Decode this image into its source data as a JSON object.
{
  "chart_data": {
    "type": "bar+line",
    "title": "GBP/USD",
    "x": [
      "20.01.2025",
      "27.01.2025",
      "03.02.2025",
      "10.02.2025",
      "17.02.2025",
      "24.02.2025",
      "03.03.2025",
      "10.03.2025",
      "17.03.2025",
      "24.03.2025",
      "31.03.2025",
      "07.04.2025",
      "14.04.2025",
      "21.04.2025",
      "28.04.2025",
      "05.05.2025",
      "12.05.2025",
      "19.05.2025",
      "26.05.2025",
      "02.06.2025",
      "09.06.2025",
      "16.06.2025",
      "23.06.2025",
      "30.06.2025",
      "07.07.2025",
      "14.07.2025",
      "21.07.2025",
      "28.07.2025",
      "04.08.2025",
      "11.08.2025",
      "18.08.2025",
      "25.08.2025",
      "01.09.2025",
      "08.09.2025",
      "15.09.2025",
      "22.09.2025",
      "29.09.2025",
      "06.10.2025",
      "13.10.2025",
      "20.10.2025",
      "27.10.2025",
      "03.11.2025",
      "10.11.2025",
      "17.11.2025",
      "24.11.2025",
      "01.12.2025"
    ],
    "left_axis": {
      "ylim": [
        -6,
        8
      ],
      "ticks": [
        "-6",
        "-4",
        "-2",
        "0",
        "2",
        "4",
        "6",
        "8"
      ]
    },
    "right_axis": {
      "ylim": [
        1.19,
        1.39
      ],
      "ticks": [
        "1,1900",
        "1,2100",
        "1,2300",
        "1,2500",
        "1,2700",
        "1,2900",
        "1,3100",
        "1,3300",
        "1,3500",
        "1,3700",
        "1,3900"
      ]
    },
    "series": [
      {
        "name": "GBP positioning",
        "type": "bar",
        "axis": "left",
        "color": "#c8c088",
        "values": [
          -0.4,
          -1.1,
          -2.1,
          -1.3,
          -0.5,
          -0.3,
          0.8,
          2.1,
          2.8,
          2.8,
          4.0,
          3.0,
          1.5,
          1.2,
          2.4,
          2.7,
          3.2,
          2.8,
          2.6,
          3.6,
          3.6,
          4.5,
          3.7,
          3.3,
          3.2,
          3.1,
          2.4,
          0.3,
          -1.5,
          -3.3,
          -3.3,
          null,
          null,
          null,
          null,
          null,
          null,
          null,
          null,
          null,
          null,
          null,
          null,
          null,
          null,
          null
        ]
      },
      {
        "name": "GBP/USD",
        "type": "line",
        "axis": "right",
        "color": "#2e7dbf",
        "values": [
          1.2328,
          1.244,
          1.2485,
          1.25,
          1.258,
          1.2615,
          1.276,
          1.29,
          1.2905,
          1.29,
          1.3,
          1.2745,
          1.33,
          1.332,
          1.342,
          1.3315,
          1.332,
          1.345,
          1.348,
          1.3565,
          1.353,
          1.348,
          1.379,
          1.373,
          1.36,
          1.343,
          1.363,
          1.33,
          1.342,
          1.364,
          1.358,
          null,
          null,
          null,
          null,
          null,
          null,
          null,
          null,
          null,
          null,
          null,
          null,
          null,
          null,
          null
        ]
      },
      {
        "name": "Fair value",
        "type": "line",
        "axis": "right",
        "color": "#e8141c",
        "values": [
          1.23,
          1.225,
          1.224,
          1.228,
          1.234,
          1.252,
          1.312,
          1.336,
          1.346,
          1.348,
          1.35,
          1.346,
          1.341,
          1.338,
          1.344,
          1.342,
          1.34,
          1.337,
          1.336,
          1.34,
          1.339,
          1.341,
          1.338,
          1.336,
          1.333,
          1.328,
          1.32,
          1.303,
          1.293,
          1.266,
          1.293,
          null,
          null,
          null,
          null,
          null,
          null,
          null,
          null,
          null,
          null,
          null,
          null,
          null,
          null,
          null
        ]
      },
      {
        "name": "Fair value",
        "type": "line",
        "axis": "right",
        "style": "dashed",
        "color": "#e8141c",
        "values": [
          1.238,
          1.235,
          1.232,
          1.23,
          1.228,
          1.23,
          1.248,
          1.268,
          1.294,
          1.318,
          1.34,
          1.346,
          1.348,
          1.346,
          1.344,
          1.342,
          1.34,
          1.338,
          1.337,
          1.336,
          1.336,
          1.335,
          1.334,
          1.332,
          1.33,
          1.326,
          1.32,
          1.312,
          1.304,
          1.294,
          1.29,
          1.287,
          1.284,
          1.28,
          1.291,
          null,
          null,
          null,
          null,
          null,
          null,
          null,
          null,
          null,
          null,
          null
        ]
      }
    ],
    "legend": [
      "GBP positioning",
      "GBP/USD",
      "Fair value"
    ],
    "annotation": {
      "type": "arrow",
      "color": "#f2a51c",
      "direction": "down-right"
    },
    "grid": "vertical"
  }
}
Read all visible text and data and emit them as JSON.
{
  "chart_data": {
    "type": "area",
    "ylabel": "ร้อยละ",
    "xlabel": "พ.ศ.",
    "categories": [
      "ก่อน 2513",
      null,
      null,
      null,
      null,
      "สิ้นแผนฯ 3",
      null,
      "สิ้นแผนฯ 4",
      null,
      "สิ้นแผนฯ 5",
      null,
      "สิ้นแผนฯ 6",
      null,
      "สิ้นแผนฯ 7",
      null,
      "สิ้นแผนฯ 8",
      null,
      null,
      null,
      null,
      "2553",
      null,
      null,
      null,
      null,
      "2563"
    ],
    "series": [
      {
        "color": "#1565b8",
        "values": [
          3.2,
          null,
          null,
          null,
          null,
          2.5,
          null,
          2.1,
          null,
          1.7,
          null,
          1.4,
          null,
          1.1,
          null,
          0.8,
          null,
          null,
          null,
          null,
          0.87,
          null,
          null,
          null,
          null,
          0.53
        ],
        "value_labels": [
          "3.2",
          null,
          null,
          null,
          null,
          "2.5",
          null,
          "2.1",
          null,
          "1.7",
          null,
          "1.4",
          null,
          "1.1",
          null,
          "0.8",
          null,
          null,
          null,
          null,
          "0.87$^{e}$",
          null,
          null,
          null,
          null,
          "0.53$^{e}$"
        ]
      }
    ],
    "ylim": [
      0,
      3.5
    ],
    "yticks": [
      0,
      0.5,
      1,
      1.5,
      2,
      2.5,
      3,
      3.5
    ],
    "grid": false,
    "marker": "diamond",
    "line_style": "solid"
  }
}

—————

■ **STATED GOAL**:
Each entry is to be returned in full, character for character.

■ **EXPECTED ANSWER**:
Decode this image into its source data as a JSON object.
{
  "chart_data": {
    "type": "bar+line",
    "title": "GBP/USD",
    "x": [
      "20.01.2025",
      "27.01.2025",
      "03.02.2025",
      "10.02.2025",
      "17.02.2025",
      "24.02.2025",
      "03.03.2025",
      "10.03.2025",
      "17.03.2025",
      "24.03.2025",
      "31.03.2025",
      "07.04.2025",
      "14.04.2025",
      "21.04.2025",
      "28.04.2025",
      "05.05.2025",
      "12.05.2025",
      "19.05.2025",
      "26.05.2025",
      "02.06.2025",
      "09.06.2025",
      "16.06.2025",
      "23.06.2025",
      "30.06.2025",
      "07.07.2025",
      "14.07.2025",
      "21.07.2025",
      "28.07.2025",
      "04.08.2025",
      "11.08.2025",
      "18.08.2025",
      "25.08.2025",
      "01.09.2025",
      "08.09.2025",
      "15.09.2025",
      "22.09.2025",
      "29.09.2025",
      "06.10.2025",
      "13.10.2025",
      "20.10.2025",
      "27.10.2025",
      "03.11.2025",
      "10.11.2025",
      "17.11.2025",
      "24.11.2025",
      "01.12.2025"
    ],
    "left_axis": {
      "ylim": [
        -6,
        8
      ],
      "ticks": [
        "-6",
        "-4",
        "-2",
        "0",
        "2",
        "4",
        "6",
        "8"
      ]
    },
    "right_axis": {
      "ylim": [
        1.19,
        1.39
      ],
      "ticks": [
        "1,1900",
        "1,2100",
        "1,2300",
        "1,2500",
        "1,2700",
        "1,2900",
        "1,3100",
        "1,3300",
        "1,3500",
        "1,3700",
        "1,3900"
      ]
    },
    "series": [
      {
        "name": "GBP positioning",
        "type": "bar",
        "axis": "left",
        "color": "#c8c088",
        "values": [
          -0.4,
          -1.1,
          -2.1,
          -1.3,
          -0.5,
          -0.3,
          0.8,
          2.1,
          2.8,
          2.8,
          4.0,
          3.0,
          1.5,
          1.2,
          2.4,
          2.7,
          3.2,
          2.8,
          2.6,
          3.6,
          3.6,
          4.5,
          3.7,
          3.3,
          3.2,
          3.1,
          2.4,
          0.3,
          -1.5,
          -3.3,
          -3.3,
          null,
          null,
          null,
          null,
          null,
          null,
          null,
          null,
          null,
          null,
          null,
          null,
          null,
          null,
          null
        ]
      },
      {
        "name": "GBP/USD",
        "type": "line",
        "axis": "right",
        "color": "#2e7dbf",
        "values": [
          1.2328,
          1.244,
          1.2485,
          1.25,
          1.258,
          1.2615,
          1.276,
          1.29,
          1.2905,
          1.29,
          1.3,
          1.2745,
          1.33,
          1.332,
          1.342,
          1.3315,
          1.332,
          1.345,
          1.348,
          1.3565,
          1.353,
          1.348,
          1.379,
          1.373,
          1.36,
          1.343,
          1.363,
          1.33,
          1.342,
          1.364,
          1.358,
          null,
          null,
          null,
          null,
          null,
          null,
          null,
          null,
          null,
          null,
          null,
          null,
          null,
          null,
          null
        ]
      },
      {
        "name": "Fair value",
        "type": "line",
        "axis": "right",
        "color": "#e8141c",
        "values": [
          1.23,
          1.225,
          1.224,
          1.228,
          1.234,
          1.252,
          1.312,
          1.336,
          1.346,
          1.348,
          1.35,
          1.346,
          1.341,
          1.338,
          1.344,
          1.342,
          1.34,
          1.337,
          1.336,
          1.34,
          1.339,
          1.341,
          1.338,
          1.336,
          1.333,
          1.328,
          1.32,
          1.303,
          1.293,
          1.266,
          1.293,
          null,
          null,
          null,
          null,
          null,
          null,
          null,
          null,
          null,
          null,
          null,
          null,
          null,
          null,
          null
        ]
      },
      {
        "name": "Fair value",
        "type": "line",
        "axis": "right",
        "style": "dashed",
        "color": "#e8141c",
        "values": [
          1.238,
          1.235,
          1.232,
          1.23,
          1.228,
          1.23,
          1.248,
          1.268,
          1.294,
          1.318,
          1.34,
          1.346,
          1.348,
          1.346,
          1.344,
          1.342,
          1.34,
          1.338,
          1.337,
          1.336,
          1.336,
          1.335,
          1.334,
          1.332,
          1.33,
          1.326,
          1.32,
          1.312,
          1.304,
          1.294,
          1.29,
          1.287,
          1.284,
          1.28,
          1.291,
          null,
          null,
          null,
          null,
          null,
          null,
          null,
          null,
          null,
          null,
          null
        ]
      }
    ],
    "legend": [
      "GBP positioning",
      "GBP/USD",
      "Fair value"
    ],
    "annotation": {
      "type": "arrow",
      "color": "#f2a51c",
      "direction": "down-right"
    },
    "grid": "vertical"
  }
}
Read all visible text and data and emit them as JSON.
{
  "chart_data": {
    "type": "area",
    "ylabel": "ร้อยละ",
    "xlabel": "พ.ศ.",
    "categories": [
      "ก่อน 2513",
      null,
      null,
      null,
      null,
      "สิ้นแผนฯ 3",
      null,
      "สิ้นแผนฯ 4",
      null,
      "สิ้นแผนฯ 5",
      null,
      "สิ้นแผนฯ 6",
      null,
      "สิ้นแผนฯ 7",
      null,
      "สิ้นแผนฯ 8",
      null,
      null,
      null,
      null,
      "2553",
      null,
      null,
      null,
      null,
      "2563"
    ],
    "series": [
      {
        "color": "#1565b8",
        "values": [
          3.2,
          null,
          null,
          null,
          null,
          2.5,
          null,
          2.1,
          null,
          1.7,
          null,
          1.4,
          null,
          1.1,
          null,
          0.8,
          null,
          null,
          null,
          null,
          0.87,
          null,
          null,
          null,
          null,
          0.53
        ],
        "value_labels": [
          "3.2",
          null,
          null,
          null,
          null,
          "2.5",
          null,
          "2.1",
          null,
          "1.7",
          null,
          "1.4",
          null,
          "1.1",
          null,
          "0.8",
          null,
          null,
          null,
          null,
          "0.87$^{e}$",
          null,
          null,
          null,
          null,
          "0.53$^{e}$"
        ]
      }
    ],
    "ylim": [
      0,
      3.5
    ],
    "yticks": [
      0,
      0.5,
      1,
      1.5,
      2,
      2.5,
      3,
      3.5
    ],
    "grid": false,
    "marker": "diamond",
    "line_style": "solid"
  }
}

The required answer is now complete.